Return each line of the records with nothing changed, pictures excepted.

— BEGIN Records supplied —

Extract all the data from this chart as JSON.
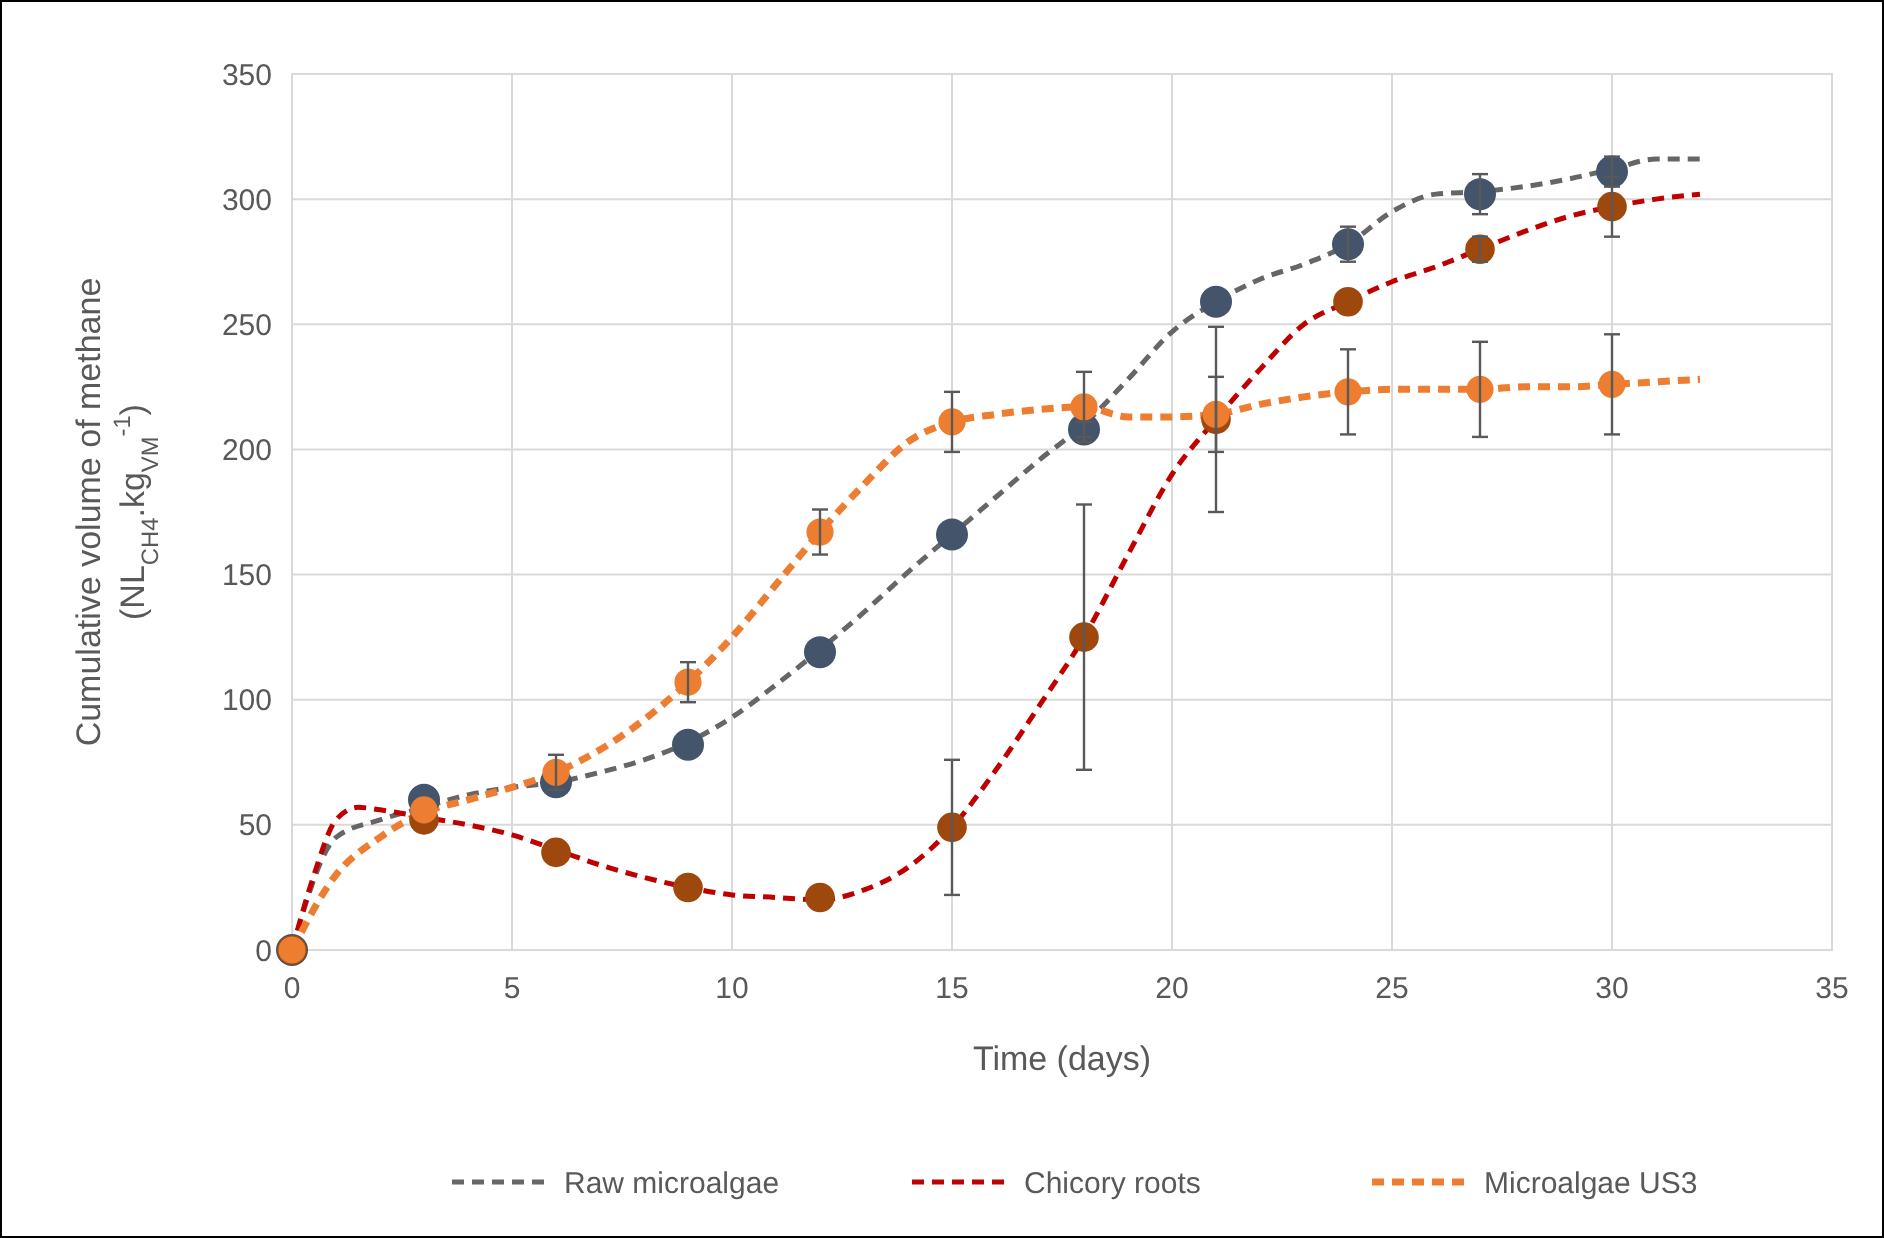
{
  "chart_data": {
    "type": "line",
    "xlabel": "Time (days)",
    "ylabel": "Cumulative volume of methane (NL$_{CH4}$.kg$_{VM}$$^{-1}$)",
    "xlim": [
      0,
      35
    ],
    "xticks": [
      0,
      5,
      10,
      15,
      20,
      25,
      30,
      35
    ],
    "ylim": [
      0,
      350
    ],
    "yticks": [
      0,
      50,
      100,
      150,
      200,
      250,
      300,
      350
    ],
    "grid": true,
    "legend": "bottom",
    "series": [
      {
        "name": "Raw microalgae",
        "color": "#666666",
        "line_style": "dashed",
        "x": [
          0,
          1,
          2,
          3,
          4,
          5,
          6,
          7,
          8,
          9,
          10,
          11,
          12,
          13,
          14,
          15,
          16,
          17,
          18,
          19,
          20,
          21,
          22,
          23,
          24,
          25,
          26,
          27,
          28,
          29,
          30,
          31,
          32
        ],
        "values": [
          0,
          45,
          52,
          57,
          62,
          65,
          67,
          71,
          76,
          83,
          93,
          106,
          120,
          135,
          151,
          166,
          181,
          196,
          210,
          228,
          247,
          259,
          268,
          274,
          282,
          295,
          302,
          303,
          305,
          308,
          312,
          316,
          316
        ]
      },
      {
        "name": "Chicory roots",
        "color": "#c00000",
        "line_style": "dashed",
        "x": [
          0,
          0.5,
          1,
          1.5,
          2,
          3,
          4,
          5,
          6,
          7,
          8,
          9,
          10,
          11,
          12,
          13,
          14,
          15,
          16,
          17,
          18,
          19,
          20,
          21,
          22,
          23,
          24,
          25,
          26,
          27,
          28,
          29,
          30,
          31,
          32
        ],
        "values": [
          0,
          30,
          52,
          57,
          56,
          53,
          50,
          46,
          40,
          34,
          29,
          25,
          22,
          21,
          20,
          24,
          33,
          49,
          72,
          98,
          125,
          158,
          190,
          212,
          232,
          250,
          259,
          267,
          273,
          280,
          287,
          293,
          297,
          300,
          302
        ]
      },
      {
        "name": "Microalgae US3",
        "color": "#ed7d31",
        "line_style": "dashed",
        "x": [
          0,
          1,
          2,
          3,
          4,
          5,
          6,
          7,
          8,
          9,
          10,
          11,
          12,
          13,
          14,
          15,
          16,
          17,
          18,
          19,
          20,
          21,
          22,
          23,
          24,
          25,
          26,
          27,
          28,
          29,
          30,
          31,
          32
        ],
        "values": [
          0,
          30,
          45,
          55,
          60,
          65,
          71,
          80,
          92,
          107,
          125,
          146,
          167,
          186,
          203,
          211,
          214,
          216,
          217,
          213,
          213,
          214,
          218,
          221,
          223,
          224,
          224,
          224,
          225,
          225,
          226,
          227,
          228
        ]
      },
      {
        "type": "scatter",
        "color": "#44546a",
        "marker": "circle",
        "x": [
          0,
          3,
          6,
          9,
          12,
          15,
          18,
          21,
          24,
          27,
          30
        ],
        "values": [
          0,
          60,
          67,
          82,
          119,
          166,
          208,
          259,
          282,
          302,
          311
        ],
        "errors": [
          null,
          null,
          null,
          null,
          null,
          null,
          3,
          null,
          7,
          8,
          6
        ]
      },
      {
        "type": "scatter",
        "color": "#9e480e",
        "marker": "circle",
        "x": [
          0,
          3,
          6,
          9,
          12,
          15,
          18,
          21,
          24,
          27,
          30
        ],
        "values": [
          0,
          52,
          39,
          25,
          21,
          49,
          125,
          212,
          259,
          280,
          297
        ],
        "errors": [
          null,
          null,
          null,
          null,
          null,
          27,
          53,
          37,
          null,
          5,
          12
        ]
      },
      {
        "type": "scatter",
        "color": "#ed7d31",
        "marker": "circle",
        "x": [
          0,
          3,
          6,
          9,
          12,
          15,
          18,
          21,
          24,
          27,
          30
        ],
        "values": [
          0,
          56,
          71,
          107,
          167,
          211,
          217,
          214,
          223,
          224,
          226
        ],
        "errors": [
          null,
          null,
          7,
          8,
          9,
          12,
          14,
          15,
          17,
          19,
          20
        ]
      }
    ]
  }
}
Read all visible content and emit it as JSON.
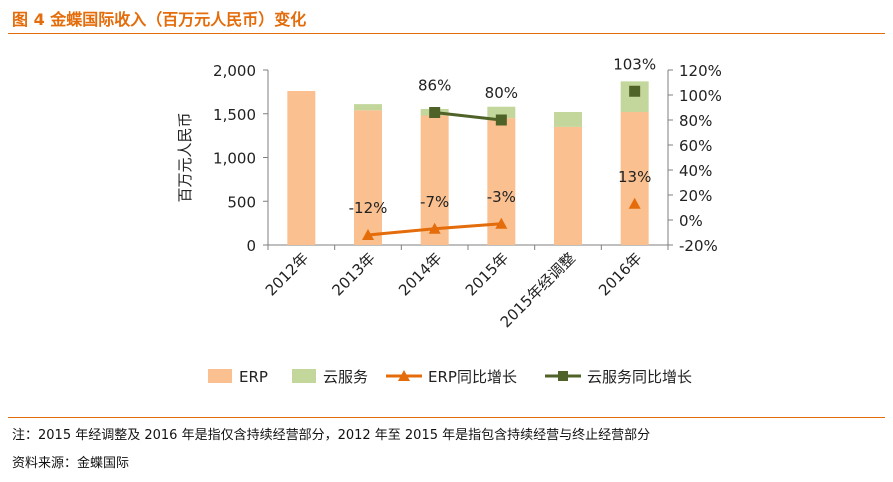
{
  "figure": {
    "title": "图 4 金蝶国际收入（百万元人民币）变化",
    "note": "注：2015 年经调整及 2016 年是指仅含持续经营部分，2012 年至 2015 年是指包含持续经营与终止经营部分",
    "source": "资料来源：金蝶国际"
  },
  "colors": {
    "accent": "#e46c0a",
    "erp": "#fac090",
    "cloud": "#c3d69b",
    "erp_growth": "#e46c0a",
    "cloud_growth": "#4f6228"
  },
  "chart_data": {
    "type": "bar",
    "stacked": true,
    "categories": [
      "2012年",
      "2013年",
      "2014年",
      "2015年",
      "2015年经调整",
      "2016年"
    ],
    "ylabel": "百万元人民币",
    "ylim": [
      0,
      2000
    ],
    "yticks": [
      "0",
      "500",
      "1,000",
      "1,500",
      "2,000"
    ],
    "y2lim": [
      -20,
      120
    ],
    "y2ticks": [
      "-20%",
      "0%",
      "20%",
      "40%",
      "60%",
      "80%",
      "100%",
      "120%"
    ],
    "series": [
      {
        "name": "ERP",
        "kind": "bar",
        "values": [
          1760,
          1540,
          1480,
          1450,
          1350,
          1520
        ]
      },
      {
        "name": "云服务",
        "kind": "bar",
        "values": [
          0,
          70,
          75,
          130,
          170,
          350
        ]
      }
    ],
    "lines": [
      {
        "name": "ERP同比增长",
        "marker": "triangle",
        "axis": "right",
        "values": [
          null,
          -12,
          -7,
          -3,
          null,
          13
        ],
        "labels": [
          "",
          "-12%",
          "-7%",
          "-3%",
          "",
          "13%"
        ],
        "connected": [
          1,
          2,
          3
        ]
      },
      {
        "name": "云服务同比增长",
        "marker": "square",
        "axis": "right",
        "values": [
          null,
          null,
          86,
          80,
          null,
          103
        ],
        "labels": [
          "",
          "",
          "86%",
          "80%",
          "",
          "103%"
        ],
        "connected": [
          2,
          3
        ]
      }
    ],
    "legend": [
      "ERP",
      "云服务",
      "ERP同比增长",
      "云服务同比增长"
    ],
    "legend_position": "bottom",
    "grid": false
  }
}
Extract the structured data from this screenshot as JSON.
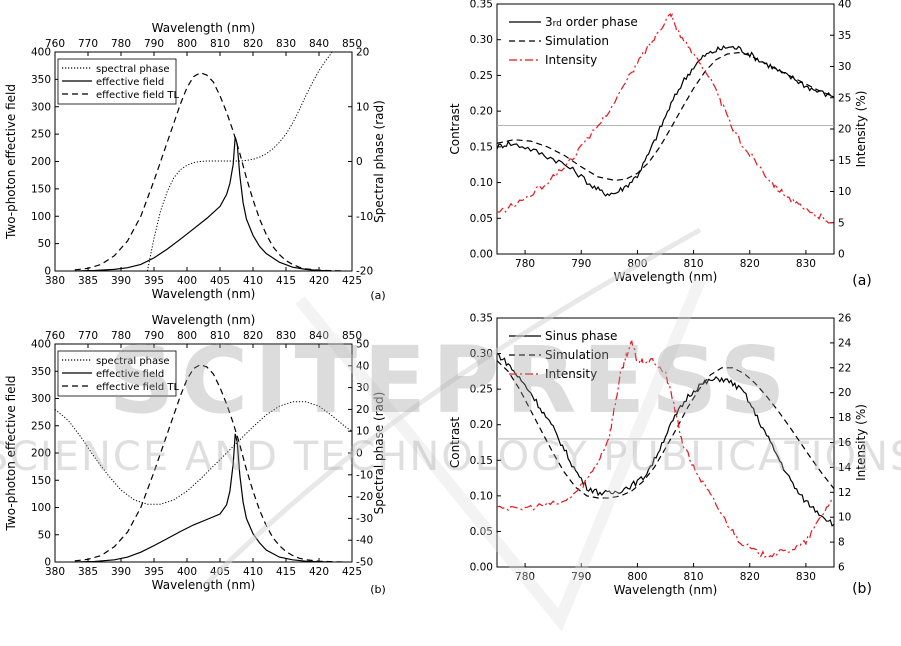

— END Records supplied —

**Answer to this problem:**
Extract all the data from this chart as JSON.
{
  "chart_data": {
    "type": "line",
    "xlabel": "Time (days)",
    "ylabel": "Cumulative volume of methane (NL$_{CH4}$.kg$_{VM}$$^{-1}$)",
    "xlim": [
      0,
      35
    ],
    "xticks": [
      0,
      5,
      10,
      15,
      20,
      25,
      30,
      35
    ],
    "ylim": [
      0,
      350
    ],
    "yticks": [
      0,
      50,
      100,
      150,
      200,
      250,
      300,
      350
    ],
    "grid": true,
    "legend": "bottom",
    "series": [
      {
        "name": "Raw microalgae",
        "color": "#666666",
        "line_style": "dashed",
        "x": [
          0,
          1,
          2,
          3,
          4,
          5,
          6,
          7,
          8,
          9,
          10,
          11,
          12,
          13,
          14,
          15,
          16,
          17,
          18,
          19,
          20,
          21,
          22,
          23,
          24,
          25,
          26,
          27,
          28,
          29,
          30,
          31,
          32
        ],
        "values": [
          0,
          45,
          52,
          57,
          62,
          65,
          67,
          71,
          76,
          83,
          93,
          106,
          120,
          135,
          151,
          166,
          181,
          196,
          210,
          228,
          247,
          259,
          268,
          274,
          282,
          295,
          302,
          303,
          305,
          308,
          312,
          316,
          316
        ]
      },
      {
        "name": "Chicory roots",
        "color": "#c00000",
        "line_style": "dashed",
        "x": [
          0,
          0.5,
          1,
          1.5,
          2,
          3,
          4,
          5,
          6,
          7,
          8,
          9,
          10,
          11,
          12,
          13,
          14,
          15,
          16,
          17,
          18,
          19,
          20,
          21,
          22,
          23,
          24,
          25,
          26,
          27,
          28,
          29,
          30,
          31,
          32
        ],
        "values": [
          0,
          30,
          52,
          57,
          56,
          53,
          50,
          46,
          40,
          34,
          29,
          25,
          22,
          21,
          20,
          24,
          33,
          49,
          72,
          98,
          125,
          158,
          190,
          212,
          232,
          250,
          259,
          267,
          273,
          280,
          287,
          293,
          297,
          300,
          302
        ]
      },
      {
        "name": "Microalgae US3",
        "color": "#ed7d31",
        "line_style": "dashed",
        "x": [
          0,
          1,
          2,
          3,
          4,
          5,
          6,
          7,
          8,
          9,
          10,
          11,
          12,
          13,
          14,
          15,
          16,
          17,
          18,
          19,
          20,
          21,
          22,
          23,
          24,
          25,
          26,
          27,
          28,
          29,
          30,
          31,
          32
        ],
        "values": [
          0,
          30,
          45,
          55,
          60,
          65,
          71,
          80,
          92,
          107,
          125,
          146,
          167,
          186,
          203,
          211,
          214,
          216,
          217,
          213,
          213,
          214,
          218,
          221,
          223,
          224,
          224,
          224,
          225,
          225,
          226,
          227,
          228
        ]
      },
      {
        "type": "scatter",
        "color": "#44546a",
        "marker": "circle",
        "x": [
          0,
          3,
          6,
          9,
          12,
          15,
          18,
          21,
          24,
          27,
          30
        ],
        "values": [
          0,
          60,
          67,
          82,
          119,
          166,
          208,
          259,
          282,
          302,
          311
        ],
        "errors": [
          null,
          null,
          null,
          null,
          null,
          null,
          3,
          null,
          7,
          8,
          6
        ]
      },
      {
        "type": "scatter",
        "color": "#9e480e",
        "marker": "circle",
        "x": [
          0,
          3,
          6,
          9,
          12,
          15,
          18,
          21,
          24,
          27,
          30
        ],
        "values": [
          0,
          52,
          39,
          25,
          21,
          49,
          125,
          212,
          259,
          280,
          297
        ],
        "errors": [
          null,
          null,
          null,
          null,
          null,
          27,
          53,
          37,
          null,
          5,
          12
        ]
      },
      {
        "type": "scatter",
        "color": "#ed7d31",
        "marker": "circle",
        "x": [
          0,
          3,
          6,
          9,
          12,
          15,
          18,
          21,
          24,
          27,
          30
        ],
        "values": [
          0,
          56,
          71,
          107,
          167,
          211,
          217,
          214,
          223,
          224,
          226
        ],
        "errors": [
          null,
          null,
          7,
          8,
          9,
          12,
          14,
          15,
          17,
          19,
          20
        ]
      }
    ]
  }
}
Read all visible content and emit it as JSON.
{
  "figure": {
    "title": "图 4 金蝶国际收入（百万元人民币）变化",
    "note": "注：2015 年经调整及 2016 年是指仅含持续经营部分，2012 年至 2015 年是指包含持续经营与终止经营部分",
    "source": "资料来源：金蝶国际"
  },
  "colors": {
    "accent": "#e46c0a",
    "erp": "#fac090",
    "cloud": "#c3d69b",
    "erp_growth": "#e46c0a",
    "cloud_growth": "#4f6228"
  },
  "chart_data": {
    "type": "bar",
    "stacked": true,
    "categories": [
      "2012年",
      "2013年",
      "2014年",
      "2015年",
      "2015年经调整",
      "2016年"
    ],
    "ylabel": "百万元人民币",
    "ylim": [
      0,
      2000
    ],
    "yticks": [
      "0",
      "500",
      "1,000",
      "1,500",
      "2,000"
    ],
    "y2lim": [
      -20,
      120
    ],
    "y2ticks": [
      "-20%",
      "0%",
      "20%",
      "40%",
      "60%",
      "80%",
      "100%",
      "120%"
    ],
    "series": [
      {
        "name": "ERP",
        "kind": "bar",
        "values": [
          1760,
          1540,
          1480,
          1450,
          1350,
          1520
        ]
      },
      {
        "name": "云服务",
        "kind": "bar",
        "values": [
          0,
          70,
          75,
          130,
          170,
          350
        ]
      }
    ],
    "lines": [
      {
        "name": "ERP同比增长",
        "marker": "triangle",
        "axis": "right",
        "values": [
          null,
          -12,
          -7,
          -3,
          null,
          13
        ],
        "labels": [
          "",
          "-12%",
          "-7%",
          "-3%",
          "",
          "13%"
        ],
        "connected": [
          1,
          2,
          3
        ]
      },
      {
        "name": "云服务同比增长",
        "marker": "square",
        "axis": "right",
        "values": [
          null,
          null,
          86,
          80,
          null,
          103
        ],
        "labels": [
          "",
          "",
          "86%",
          "80%",
          "",
          "103%"
        ],
        "connected": [
          2,
          3
        ]
      }
    ],
    "legend": [
      "ERP",
      "云服务",
      "ERP同比增长",
      "云服务同比增长"
    ],
    "legend_position": "bottom",
    "grid": false
  }
}
Extract the structured data from this screenshot as JSON.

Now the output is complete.